--- What is being asked ---
The records below are split into lines. How many of those lines contain the string "JSON"? Reply with the number only.
════════════════════
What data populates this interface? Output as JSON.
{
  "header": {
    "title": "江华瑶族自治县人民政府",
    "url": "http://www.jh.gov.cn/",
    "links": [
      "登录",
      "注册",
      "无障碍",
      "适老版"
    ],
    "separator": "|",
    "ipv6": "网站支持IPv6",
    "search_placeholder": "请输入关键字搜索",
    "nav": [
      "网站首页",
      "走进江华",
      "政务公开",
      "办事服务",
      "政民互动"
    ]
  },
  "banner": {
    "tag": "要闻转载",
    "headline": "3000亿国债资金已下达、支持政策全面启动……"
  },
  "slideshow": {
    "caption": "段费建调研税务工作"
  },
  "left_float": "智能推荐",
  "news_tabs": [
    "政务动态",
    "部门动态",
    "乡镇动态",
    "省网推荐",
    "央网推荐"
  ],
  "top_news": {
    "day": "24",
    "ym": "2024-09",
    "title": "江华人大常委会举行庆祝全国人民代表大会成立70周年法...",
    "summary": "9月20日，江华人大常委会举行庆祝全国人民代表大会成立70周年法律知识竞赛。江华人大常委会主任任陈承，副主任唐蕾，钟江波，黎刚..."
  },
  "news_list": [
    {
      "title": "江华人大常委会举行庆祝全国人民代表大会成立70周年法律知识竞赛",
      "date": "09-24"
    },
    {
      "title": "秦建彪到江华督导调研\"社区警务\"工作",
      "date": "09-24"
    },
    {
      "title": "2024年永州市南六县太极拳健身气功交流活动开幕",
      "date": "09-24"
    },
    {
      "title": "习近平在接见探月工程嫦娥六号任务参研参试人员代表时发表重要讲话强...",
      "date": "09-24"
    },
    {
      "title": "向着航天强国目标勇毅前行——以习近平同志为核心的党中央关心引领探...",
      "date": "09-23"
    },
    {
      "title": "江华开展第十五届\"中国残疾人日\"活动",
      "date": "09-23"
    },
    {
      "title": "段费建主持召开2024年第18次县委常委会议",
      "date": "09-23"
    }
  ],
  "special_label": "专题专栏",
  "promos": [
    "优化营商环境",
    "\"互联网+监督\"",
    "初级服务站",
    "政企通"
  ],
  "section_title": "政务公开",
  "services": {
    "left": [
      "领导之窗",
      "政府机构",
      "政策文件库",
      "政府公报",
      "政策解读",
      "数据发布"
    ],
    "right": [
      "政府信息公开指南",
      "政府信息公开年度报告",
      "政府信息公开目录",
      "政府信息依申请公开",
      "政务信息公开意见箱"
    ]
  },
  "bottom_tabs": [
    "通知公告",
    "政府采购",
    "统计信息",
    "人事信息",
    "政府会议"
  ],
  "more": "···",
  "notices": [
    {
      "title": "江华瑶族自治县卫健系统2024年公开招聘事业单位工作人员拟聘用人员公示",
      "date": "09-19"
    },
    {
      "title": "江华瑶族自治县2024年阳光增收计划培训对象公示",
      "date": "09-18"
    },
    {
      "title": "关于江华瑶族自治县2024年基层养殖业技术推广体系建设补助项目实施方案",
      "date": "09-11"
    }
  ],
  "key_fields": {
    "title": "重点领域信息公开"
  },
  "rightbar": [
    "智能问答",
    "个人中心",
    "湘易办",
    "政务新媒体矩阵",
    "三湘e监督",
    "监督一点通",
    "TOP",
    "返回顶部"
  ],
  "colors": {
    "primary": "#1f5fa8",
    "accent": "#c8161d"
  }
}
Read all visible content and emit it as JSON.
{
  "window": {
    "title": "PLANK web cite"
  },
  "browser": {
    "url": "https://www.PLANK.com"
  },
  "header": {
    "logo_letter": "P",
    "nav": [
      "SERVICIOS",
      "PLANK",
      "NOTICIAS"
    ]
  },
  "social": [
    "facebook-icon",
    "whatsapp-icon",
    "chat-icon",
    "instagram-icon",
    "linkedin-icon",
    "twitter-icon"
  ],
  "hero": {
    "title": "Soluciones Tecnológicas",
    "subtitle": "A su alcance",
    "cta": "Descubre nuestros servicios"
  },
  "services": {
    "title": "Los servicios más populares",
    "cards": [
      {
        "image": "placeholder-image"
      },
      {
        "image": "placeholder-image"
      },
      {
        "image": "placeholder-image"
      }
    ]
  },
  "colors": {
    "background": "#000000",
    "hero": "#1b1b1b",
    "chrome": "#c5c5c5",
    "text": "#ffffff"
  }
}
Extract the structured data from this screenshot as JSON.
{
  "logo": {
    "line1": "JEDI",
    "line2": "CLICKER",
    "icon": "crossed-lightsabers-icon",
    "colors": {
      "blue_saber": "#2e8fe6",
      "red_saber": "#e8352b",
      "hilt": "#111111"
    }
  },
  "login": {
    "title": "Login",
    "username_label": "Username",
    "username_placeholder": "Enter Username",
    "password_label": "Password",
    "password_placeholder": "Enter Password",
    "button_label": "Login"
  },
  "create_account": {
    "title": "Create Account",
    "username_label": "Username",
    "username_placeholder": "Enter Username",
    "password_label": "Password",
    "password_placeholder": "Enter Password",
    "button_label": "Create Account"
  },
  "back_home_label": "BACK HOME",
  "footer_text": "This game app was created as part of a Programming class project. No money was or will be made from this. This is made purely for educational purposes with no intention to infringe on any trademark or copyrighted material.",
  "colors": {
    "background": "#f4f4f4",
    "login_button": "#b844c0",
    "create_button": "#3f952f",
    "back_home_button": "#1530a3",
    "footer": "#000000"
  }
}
════════════════════
--- Written answer ---
3